- _WHAT THE TASK REQUIRES_: Make an exact copy of the lines below.

- _PROVIDED RECORDS_:
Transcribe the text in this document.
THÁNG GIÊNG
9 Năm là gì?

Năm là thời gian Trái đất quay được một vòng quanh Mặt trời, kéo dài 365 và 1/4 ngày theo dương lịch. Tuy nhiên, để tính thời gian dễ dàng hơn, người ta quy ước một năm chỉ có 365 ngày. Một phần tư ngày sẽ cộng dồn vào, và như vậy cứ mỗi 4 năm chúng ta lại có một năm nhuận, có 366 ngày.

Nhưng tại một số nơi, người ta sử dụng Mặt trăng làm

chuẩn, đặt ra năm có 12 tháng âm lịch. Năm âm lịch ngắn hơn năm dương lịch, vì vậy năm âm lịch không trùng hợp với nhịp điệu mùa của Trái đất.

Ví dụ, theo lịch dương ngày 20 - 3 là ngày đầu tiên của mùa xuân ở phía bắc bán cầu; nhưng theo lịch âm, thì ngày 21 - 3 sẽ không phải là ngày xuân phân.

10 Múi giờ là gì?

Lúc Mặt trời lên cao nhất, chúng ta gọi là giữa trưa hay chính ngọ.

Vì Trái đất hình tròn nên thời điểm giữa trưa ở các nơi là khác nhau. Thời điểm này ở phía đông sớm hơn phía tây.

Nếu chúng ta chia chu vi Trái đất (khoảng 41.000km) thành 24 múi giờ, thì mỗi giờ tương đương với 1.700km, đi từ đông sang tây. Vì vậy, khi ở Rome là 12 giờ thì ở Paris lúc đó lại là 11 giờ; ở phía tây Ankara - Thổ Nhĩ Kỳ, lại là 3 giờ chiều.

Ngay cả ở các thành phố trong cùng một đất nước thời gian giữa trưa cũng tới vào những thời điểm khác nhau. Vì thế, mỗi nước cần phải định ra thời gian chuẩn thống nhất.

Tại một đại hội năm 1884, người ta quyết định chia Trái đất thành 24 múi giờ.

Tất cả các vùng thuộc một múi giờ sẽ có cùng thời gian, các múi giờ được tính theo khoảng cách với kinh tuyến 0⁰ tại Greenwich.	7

- _THE REPLY_:
Transcribe the text in this document.
THÁNG GIÊNG
9 Năm là gì?

Năm là thời gian Trái đất quay được một vòng quanh Mặt trời, kéo dài 365 và 1/4 ngày theo dương lịch. Tuy nhiên, để tính thời gian dễ dàng hơn, người ta quy ước một năm chỉ có 365 ngày. Một phần tư ngày sẽ cộng dồn vào, và như vậy cứ mỗi 4 năm chúng ta lại có một năm nhuận, có 366 ngày.

Nhưng tại một số nơi, người ta sử dụng Mặt trăng làm

chuẩn, đặt ra năm có 12 tháng âm lịch. Năm âm lịch ngắn hơn năm dương lịch, vì vậy năm âm lịch không trùng hợp với nhịp điệu mùa của Trái đất.

Ví dụ, theo lịch dương ngày 20 - 3 là ngày đầu tiên của mùa xuân ở phía bắc bán cầu; nhưng theo lịch âm, thì ngày 21 - 3 sẽ không phải là ngày xuân phân.

10 Múi giờ là gì?

Lúc Mặt trời lên cao nhất, chúng ta gọi là giữa trưa hay chính ngọ.

Vì Trái đất hình tròn nên thời điểm giữa trưa ở các nơi là khác nhau. Thời điểm này ở phía đông sớm hơn phía tây.

Nếu chúng ta chia chu vi Trái đất (khoảng 41.000km) thành 24 múi giờ, thì mỗi giờ tương đương với 1.700km, đi từ đông sang tây. Vì vậy, khi ở Rome là 12 giờ thì ở Paris lúc đó lại là 11 giờ; ở phía tây Ankara - Thổ Nhĩ Kỳ, lại là 3 giờ chiều.

Ngay cả ở các thành phố trong cùng một đất nước thời gian giữa trưa cũng tới vào những thời điểm khác nhau. Vì thế, mỗi nước cần phải định ra thời gian chuẩn thống nhất.

Tại một đại hội năm 1884, người ta quyết định chia Trái đất thành 24 múi giờ.

Tất cả các vùng thuộc một múi giờ sẽ có cùng thời gian, các múi giờ được tính theo khoảng cách với kinh tuyến 0⁰ tại Greenwich.	7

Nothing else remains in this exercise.